Problem statement: Tally up the lines where the string "Screen" appears; reply with the number only.

[Dataset items]
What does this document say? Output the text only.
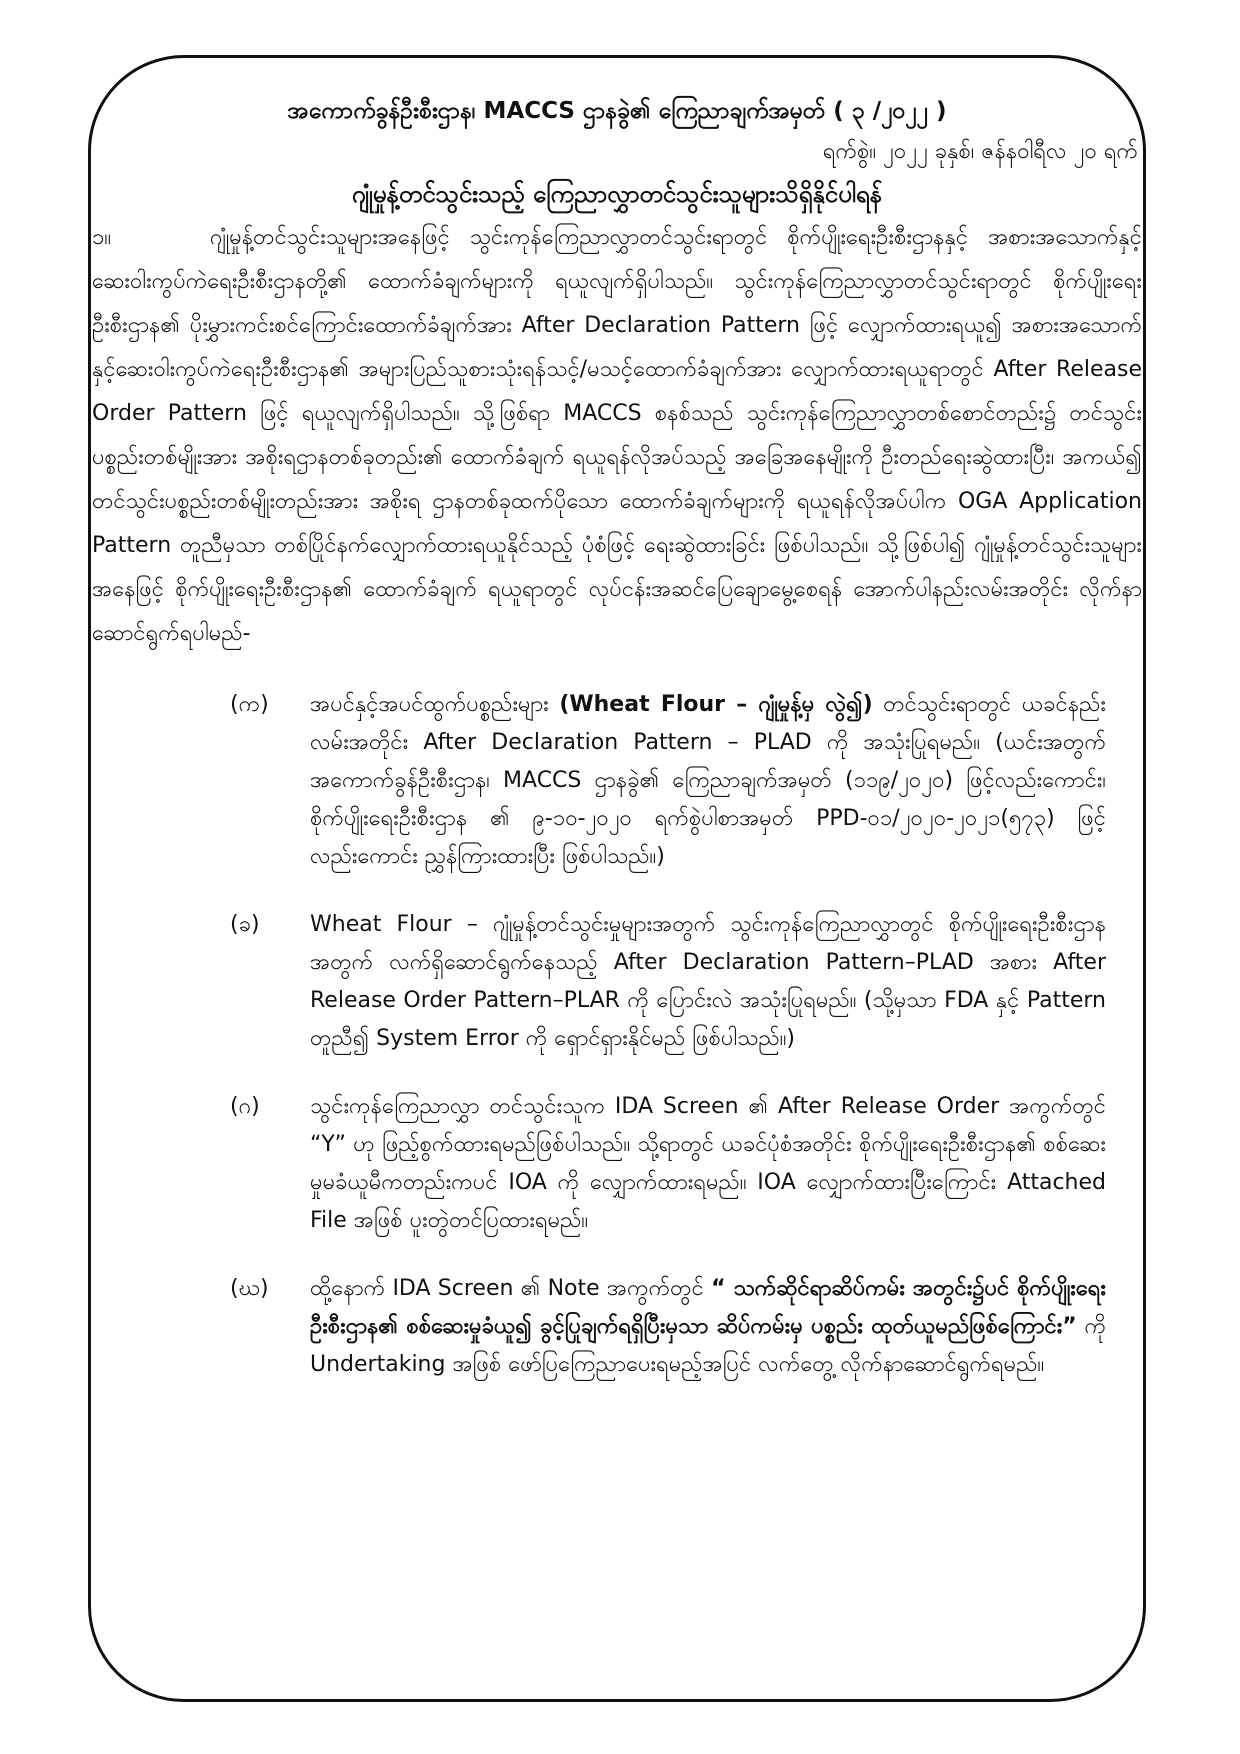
အကောက်ခွန်ဦးစီးဌာန၊ MACCS ဌာနခွဲ၏ ကြေညာချက်အမှတ် ( ၃ /၂၀၂၂ )
ရက်စွဲ။ ၂၀၂၂ ခုနှစ်၊ ဇန်နဝါရီလ ၂၀ ရက်
ဂျုံမှုန့်တင်သွင်းသည့် ကြေညာလွှာတင်သွင်းသူများသိရှိနိုင်ပါရန်
၁။	ဂျုံမှုန့်တင်သွင်းသူများအနေဖြင့် သွင်းကုန်ကြေညာလွှာတင်သွင်းရာတွင် စိုက်ပျိုးရေးဦးစီးဌာနနှင့် အစားအသောက်နှင့်ဆေးဝါးကွပ်ကဲရေးဦးစီးဌာနတို့၏ ထောက်ခံချက်များကို ရယူလျက်ရှိပါသည်။ သွင်းကုန်ကြေညာလွှာတင်သွင်းရာတွင် စိုက်ပျိုးရေးဦးစီးဌာန၏ ပိုးမွှားကင်းစင်ကြောင်းထောက်ခံချက်အား After Declaration Pattern ဖြင့် လျှောက်ထားရယူ၍ အစားအသောက်နှင့်ဆေးဝါးကွပ်ကဲရေးဦးစီးဌာန၏ အများပြည်သူစားသုံးရန်သင့်/မသင့်ထောက်ခံချက်အား လျှောက်ထားရယူရာတွင် After Release Order Pattern ဖြင့် ရယူလျက်ရှိပါသည်။ သို့ဖြစ်ရာ MACCS စနစ်သည် သွင်းကုန်ကြေညာလွှာတစ်စောင်တည်း၌ တင်သွင်းပစ္စည်းတစ်မျိုးအား အစိုးရဌာနတစ်ခုတည်း၏ ထောက်ခံချက် ရယူရန်လိုအပ်သည့် အခြေအနေမျိုးကို ဦးတည်ရေးဆွဲထားပြီး၊ အကယ်၍ တင်သွင်းပစ္စည်းတစ်မျိုးတည်းအား အစိုးရ ဌာနတစ်ခုထက်ပိုသော ထောက်ခံချက်များကို ရယူရန်လိုအပ်ပါက OGA Application Pattern တူညီမှသာ တစ်ပြိုင်နက်လျှောက်ထားရယူနိုင်သည့် ပုံစံဖြင့် ရေးဆွဲထားခြင်း ဖြစ်ပါသည်။ သို့ဖြစ်ပါ၍ ဂျုံမှုန့်တင်သွင်းသူများအနေဖြင့် စိုက်ပျိုးရေးဦးစီးဌာန၏ ထောက်ခံချက် ရယူရာတွင် လုပ်ငန်းအဆင်ပြေချောမွေ့စေရန် အောက်ပါနည်းလမ်းအတိုင်း လိုက်နာဆောင်ရွက်ရပါမည်-
(က) အပင်နှင့်အပင်ထွက်ပစ္စည်းများ (Wheat Flour – ဂျုံမှုန့်မှ လွဲ၍) တင်သွင်းရာတွင် ယခင်နည်းလမ်းအတိုင်း After Declaration Pattern – PLAD ကို အသုံးပြုရမည်။ (ယင်းအတွက်အကောက်ခွန်ဦးစီးဌာန၊ MACCS ဌာနခွဲ၏ ကြေညာချက်အမှတ် (၁၁၉/၂၀၂၀) ဖြင့်လည်းကောင်း၊ စိုက်ပျိုးရေးဦးစီးဌာန ၏ ၉-၁၀-၂၀၂၀ ရက်စွဲပါစာအမှတ် PPD-၀၁/၂၀၂၀-၂၀၂၁(၅၇၃) ဖြင့်လည်းကောင်း ညွှန်ကြားထားပြီး ဖြစ်ပါသည်။)
(ခ) Wheat Flour – ဂျုံမှုန့်တင်သွင်းမှုများအတွက် သွင်းကုန်ကြေညာလွှာတွင် စိုက်ပျိုးရေးဦးစီးဌာနအတွက် လက်ရှိဆောင်ရွက်နေသည့် After Declaration Pattern–PLAD အစား After Release Order Pattern–PLAR ကို ပြောင်းလဲ အသုံးပြုရမည်။ (သို့မှသာ FDA နှင့် Pattern တူညီ၍ System Error ကို ရှောင်ရှားနိုင်မည် ဖြစ်ပါသည်။)
(ဂ) သွင်းကုန်ကြေညာလွှာ တင်သွင်းသူက IDA Screen ၏ After Release Order အကွက်တွင် “Y” ဟု ဖြည့်စွက်ထားရမည်ဖြစ်ပါသည်။ သို့ရာတွင် ယခင်ပုံစံအတိုင်း စိုက်ပျိုးရေးဦးစီးဌာန၏ စစ်ဆေးမှုမခံယူမီကတည်းကပင် IOA ကို လျှောက်ထားရမည်။ IOA လျှောက်ထားပြီးကြောင်း Attached File အဖြစ် ပူးတွဲတင်ပြထားရမည်။
(ဃ) ထို့နောက် IDA Screen ၏ Note အကွက်တွင် “ သက်ဆိုင်ရာဆိပ်ကမ်း အတွင်း၌ပင် စိုက်ပျိုးရေးဦးစီးဌာန၏ စစ်ဆေးမှုခံယူ၍ ခွင့်ပြုချက်ရရှိပြီးမှသာ ဆိပ်ကမ်းမှ ပစ္စည်း ထုတ်ယူမည်ဖြစ်ကြောင်း” ကို Undertaking အဖြစ် ဖော်ပြကြေညာပေးရမည့်အပြင် လက်တွေ့ လိုက်နာဆောင်ရွက်ရမည်။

Answer: 2